_What is asked_: Within the material below, find each line bearing the word "aber" and present it.

_Available records_:
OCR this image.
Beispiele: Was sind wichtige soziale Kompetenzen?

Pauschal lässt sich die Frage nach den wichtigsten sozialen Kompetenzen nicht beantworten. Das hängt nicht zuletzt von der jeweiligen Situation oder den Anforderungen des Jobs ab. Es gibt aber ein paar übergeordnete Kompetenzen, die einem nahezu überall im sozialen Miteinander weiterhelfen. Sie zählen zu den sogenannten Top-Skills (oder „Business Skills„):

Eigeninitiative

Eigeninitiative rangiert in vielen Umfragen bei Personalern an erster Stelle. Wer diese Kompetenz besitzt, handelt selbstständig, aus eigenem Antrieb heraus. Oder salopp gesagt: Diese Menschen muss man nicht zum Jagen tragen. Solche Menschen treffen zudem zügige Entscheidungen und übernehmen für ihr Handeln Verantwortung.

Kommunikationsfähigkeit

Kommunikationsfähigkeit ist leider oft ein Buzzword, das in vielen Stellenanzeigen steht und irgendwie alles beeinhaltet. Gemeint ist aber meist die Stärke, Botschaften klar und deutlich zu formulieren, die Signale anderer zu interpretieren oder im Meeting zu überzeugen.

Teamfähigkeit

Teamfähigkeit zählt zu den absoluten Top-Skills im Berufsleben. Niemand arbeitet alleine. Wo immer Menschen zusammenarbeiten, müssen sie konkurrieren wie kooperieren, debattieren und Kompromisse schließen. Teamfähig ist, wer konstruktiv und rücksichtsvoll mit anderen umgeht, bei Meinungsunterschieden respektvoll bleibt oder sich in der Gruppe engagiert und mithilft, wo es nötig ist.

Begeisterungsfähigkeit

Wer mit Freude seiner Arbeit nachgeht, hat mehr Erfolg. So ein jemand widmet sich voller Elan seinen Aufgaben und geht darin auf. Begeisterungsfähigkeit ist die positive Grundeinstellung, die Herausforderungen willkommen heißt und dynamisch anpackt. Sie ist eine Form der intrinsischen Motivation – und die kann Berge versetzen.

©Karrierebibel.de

_Exercise response_:
Pauschal lässt sich die Frage nach den wichtigsten sozialen Kompetenzen nicht beantworten. Das hängt nicht zuletzt von der jeweiligen Situation oder den Anforderungen des Jobs ab. Es gibt aber ein paar übergeordnete Kompetenzen, die einem nahezu überall im sozialen Miteinander weiterhelfen. Sie zählen zu den sogenannten Top-Skills (oder „Business Skills„):
Kommunikationsfähigkeit ist leider oft ein Buzzword, das in vielen Stellenanzeigen steht und irgendwie alles beeinhaltet. Gemeint ist aber meist die Stärke, Botschaften klar und deutlich zu formulieren, die Signale anderer zu interpretieren oder im Meeting zu überzeugen.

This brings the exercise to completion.